All of the material below is to be retyped exactly.

### RECORDS

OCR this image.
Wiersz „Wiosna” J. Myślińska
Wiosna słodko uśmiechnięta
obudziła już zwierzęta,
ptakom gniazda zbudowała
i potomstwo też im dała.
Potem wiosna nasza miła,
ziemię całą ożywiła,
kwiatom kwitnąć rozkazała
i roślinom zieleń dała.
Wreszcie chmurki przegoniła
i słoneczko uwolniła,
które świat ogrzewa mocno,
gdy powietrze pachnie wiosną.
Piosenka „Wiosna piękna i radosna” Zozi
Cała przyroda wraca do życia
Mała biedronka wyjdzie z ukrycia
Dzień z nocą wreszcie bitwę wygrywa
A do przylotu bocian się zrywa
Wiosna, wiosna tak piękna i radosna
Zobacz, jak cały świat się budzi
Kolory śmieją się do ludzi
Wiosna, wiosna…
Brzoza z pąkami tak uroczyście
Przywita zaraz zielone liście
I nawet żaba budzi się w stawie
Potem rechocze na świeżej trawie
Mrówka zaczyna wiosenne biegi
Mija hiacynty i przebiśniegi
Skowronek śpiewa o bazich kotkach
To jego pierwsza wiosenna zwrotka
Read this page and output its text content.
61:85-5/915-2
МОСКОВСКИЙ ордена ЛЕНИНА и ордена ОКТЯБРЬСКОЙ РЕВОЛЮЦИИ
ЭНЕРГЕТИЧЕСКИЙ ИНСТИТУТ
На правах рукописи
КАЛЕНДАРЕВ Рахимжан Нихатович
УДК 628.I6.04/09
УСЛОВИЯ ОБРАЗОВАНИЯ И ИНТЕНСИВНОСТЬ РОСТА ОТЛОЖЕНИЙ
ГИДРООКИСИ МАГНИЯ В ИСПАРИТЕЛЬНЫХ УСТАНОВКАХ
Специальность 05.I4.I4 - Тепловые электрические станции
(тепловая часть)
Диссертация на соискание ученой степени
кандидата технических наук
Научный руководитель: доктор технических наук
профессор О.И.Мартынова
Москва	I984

######

● **SOLUTION TO THE PROBLEM**:
OCR this image.
Wiersz „Wiosna” J. Myślińska
Wiosna słodko uśmiechnięta
obudziła już zwierzęta,
ptakom gniazda zbudowała
i potomstwo też im dała.
Potem wiosna nasza miła,
ziemię całą ożywiła,
kwiatom kwitnąć rozkazała
i roślinom zieleń dała.
Wreszcie chmurki przegoniła
i słoneczko uwolniła,
które świat ogrzewa mocno,
gdy powietrze pachnie wiosną.
Piosenka „Wiosna piękna i radosna” Zozi
Cała przyroda wraca do życia
Mała biedronka wyjdzie z ukrycia
Dzień z nocą wreszcie bitwę wygrywa
A do przylotu bocian się zrywa
Wiosna, wiosna tak piękna i radosna
Zobacz, jak cały świat się budzi
Kolory śmieją się do ludzi
Wiosna, wiosna…
Brzoza z pąkami tak uroczyście
Przywita zaraz zielone liście
I nawet żaba budzi się w stawie
Potem rechocze na świeżej trawie
Mrówka zaczyna wiosenne biegi
Mija hiacynty i przebiśniegi
Skowronek śpiewa o bazich kotkach
To jego pierwsza wiosenna zwrotka
Read this page and output its text content.
61:85-5/915-2
МОСКОВСКИЙ ордена ЛЕНИНА и ордена ОКТЯБРЬСКОЙ РЕВОЛЮЦИИ
ЭНЕРГЕТИЧЕСКИЙ ИНСТИТУТ
На правах рукописи
КАЛЕНДАРЕВ Рахимжан Нихатович
УДК 628.I6.04/09
УСЛОВИЯ ОБРАЗОВАНИЯ И ИНТЕНСИВНОСТЬ РОСТА ОТЛОЖЕНИЙ
ГИДРООКИСИ МАГНИЯ В ИСПАРИТЕЛЬНЫХ УСТАНОВКАХ
Специальность 05.I4.I4 - Тепловые электрические станции
(тепловая часть)
Диссертация на соискание ученой степени
кандидата технических наук
Научный руководитель: доктор технических наук
профессор О.И.Мартынова
Москва	I984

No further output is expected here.